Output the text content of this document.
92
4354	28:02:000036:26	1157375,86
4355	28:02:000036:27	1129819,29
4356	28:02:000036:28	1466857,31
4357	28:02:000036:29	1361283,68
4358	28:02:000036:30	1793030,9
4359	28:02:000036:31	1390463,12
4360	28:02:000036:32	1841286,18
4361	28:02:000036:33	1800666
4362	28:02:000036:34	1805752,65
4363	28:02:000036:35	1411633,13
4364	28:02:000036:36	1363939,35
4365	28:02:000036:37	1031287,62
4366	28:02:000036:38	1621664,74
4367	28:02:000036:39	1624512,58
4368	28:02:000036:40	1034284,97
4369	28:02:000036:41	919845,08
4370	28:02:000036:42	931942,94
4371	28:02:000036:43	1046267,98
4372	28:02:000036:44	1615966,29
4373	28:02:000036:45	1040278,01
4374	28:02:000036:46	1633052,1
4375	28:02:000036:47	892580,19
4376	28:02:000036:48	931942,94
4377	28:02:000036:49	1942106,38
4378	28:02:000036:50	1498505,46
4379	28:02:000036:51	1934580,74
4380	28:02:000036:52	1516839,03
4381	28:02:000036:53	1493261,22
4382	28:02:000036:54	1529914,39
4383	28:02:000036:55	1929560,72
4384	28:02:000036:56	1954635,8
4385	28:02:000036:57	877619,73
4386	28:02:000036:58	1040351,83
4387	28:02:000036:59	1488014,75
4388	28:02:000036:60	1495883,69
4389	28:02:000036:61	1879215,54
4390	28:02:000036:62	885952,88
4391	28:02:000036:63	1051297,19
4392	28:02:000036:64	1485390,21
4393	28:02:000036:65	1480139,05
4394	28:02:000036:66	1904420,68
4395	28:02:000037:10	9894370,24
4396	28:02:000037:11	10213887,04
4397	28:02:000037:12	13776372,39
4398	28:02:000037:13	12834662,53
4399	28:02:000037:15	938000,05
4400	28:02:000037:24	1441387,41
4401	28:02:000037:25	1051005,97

- - -

#### [What the task asks]
Retype the whole listing above exactly.

#### [Output below]
Output the text content of this document.
92
4354	28:02:000036:26	1157375,86
4355	28:02:000036:27	1129819,29
4356	28:02:000036:28	1466857,31
4357	28:02:000036:29	1361283,68
4358	28:02:000036:30	1793030,9
4359	28:02:000036:31	1390463,12
4360	28:02:000036:32	1841286,18
4361	28:02:000036:33	1800666
4362	28:02:000036:34	1805752,65
4363	28:02:000036:35	1411633,13
4364	28:02:000036:36	1363939,35
4365	28:02:000036:37	1031287,62
4366	28:02:000036:38	1621664,74
4367	28:02:000036:39	1624512,58
4368	28:02:000036:40	1034284,97
4369	28:02:000036:41	919845,08
4370	28:02:000036:42	931942,94
4371	28:02:000036:43	1046267,98
4372	28:02:000036:44	1615966,29
4373	28:02:000036:45	1040278,01
4374	28:02:000036:46	1633052,1
4375	28:02:000036:47	892580,19
4376	28:02:000036:48	931942,94
4377	28:02:000036:49	1942106,38
4378	28:02:000036:50	1498505,46
4379	28:02:000036:51	1934580,74
4380	28:02:000036:52	1516839,03
4381	28:02:000036:53	1493261,22
4382	28:02:000036:54	1529914,39
4383	28:02:000036:55	1929560,72
4384	28:02:000036:56	1954635,8
4385	28:02:000036:57	877619,73
4386	28:02:000036:58	1040351,83
4387	28:02:000036:59	1488014,75
4388	28:02:000036:60	1495883,69
4389	28:02:000036:61	1879215,54
4390	28:02:000036:62	885952,88
4391	28:02:000036:63	1051297,19
4392	28:02:000036:64	1485390,21
4393	28:02:000036:65	1480139,05
4394	28:02:000036:66	1904420,68
4395	28:02:000037:10	9894370,24
4396	28:02:000037:11	10213887,04
4397	28:02:000037:12	13776372,39
4398	28:02:000037:13	12834662,53
4399	28:02:000037:15	938000,05
4400	28:02:000037:24	1441387,41
4401	28:02:000037:25	1051005,97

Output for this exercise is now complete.